*INPUT:*
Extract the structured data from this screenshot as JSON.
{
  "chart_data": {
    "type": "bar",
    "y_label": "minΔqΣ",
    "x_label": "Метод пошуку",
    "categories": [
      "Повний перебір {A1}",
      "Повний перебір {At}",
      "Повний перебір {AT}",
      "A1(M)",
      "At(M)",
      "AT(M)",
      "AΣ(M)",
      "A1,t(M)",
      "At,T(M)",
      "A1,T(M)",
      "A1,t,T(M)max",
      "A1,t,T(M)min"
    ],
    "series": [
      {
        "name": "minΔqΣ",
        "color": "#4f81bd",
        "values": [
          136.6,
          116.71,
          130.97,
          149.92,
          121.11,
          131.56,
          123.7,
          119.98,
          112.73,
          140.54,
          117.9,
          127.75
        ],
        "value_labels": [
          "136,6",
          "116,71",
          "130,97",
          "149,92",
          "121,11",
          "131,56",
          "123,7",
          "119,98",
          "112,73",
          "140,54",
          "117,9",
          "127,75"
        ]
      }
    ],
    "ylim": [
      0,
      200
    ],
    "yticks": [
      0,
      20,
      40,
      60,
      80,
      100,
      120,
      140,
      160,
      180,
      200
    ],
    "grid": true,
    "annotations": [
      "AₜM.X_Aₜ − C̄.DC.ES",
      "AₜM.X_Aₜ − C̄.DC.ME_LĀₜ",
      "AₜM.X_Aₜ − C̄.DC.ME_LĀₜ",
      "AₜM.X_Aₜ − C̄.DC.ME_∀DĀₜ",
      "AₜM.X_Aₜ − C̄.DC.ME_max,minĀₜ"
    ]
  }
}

*TASK GOAL:*
Every line of the records above needs to be given again exactly.

*SOLVED EXERCISE:*
Extract the structured data from this screenshot as JSON.
{
  "chart_data": {
    "type": "bar",
    "y_label": "minΔqΣ",
    "x_label": "Метод пошуку",
    "categories": [
      "Повний перебір {A1}",
      "Повний перебір {At}",
      "Повний перебір {AT}",
      "A1(M)",
      "At(M)",
      "AT(M)",
      "AΣ(M)",
      "A1,t(M)",
      "At,T(M)",
      "A1,T(M)",
      "A1,t,T(M)max",
      "A1,t,T(M)min"
    ],
    "series": [
      {
        "name": "minΔqΣ",
        "color": "#4f81bd",
        "values": [
          136.6,
          116.71,
          130.97,
          149.92,
          121.11,
          131.56,
          123.7,
          119.98,
          112.73,
          140.54,
          117.9,
          127.75
        ],
        "value_labels": [
          "136,6",
          "116,71",
          "130,97",
          "149,92",
          "121,11",
          "131,56",
          "123,7",
          "119,98",
          "112,73",
          "140,54",
          "117,9",
          "127,75"
        ]
      }
    ],
    "ylim": [
      0,
      200
    ],
    "yticks": [
      0,
      20,
      40,
      60,
      80,
      100,
      120,
      140,
      160,
      180,
      200
    ],
    "grid": true,
    "annotations": [
      "AₜM.X_Aₜ − C̄.DC.ES",
      "AₜM.X_Aₜ − C̄.DC.ME_LĀₜ",
      "AₜM.X_Aₜ − C̄.DC.ME_LĀₜ",
      "AₜM.X_Aₜ − C̄.DC.ME_∀DĀₜ",
      "AₜM.X_Aₜ − C̄.DC.ME_max,minĀₜ"
    ]
  }
}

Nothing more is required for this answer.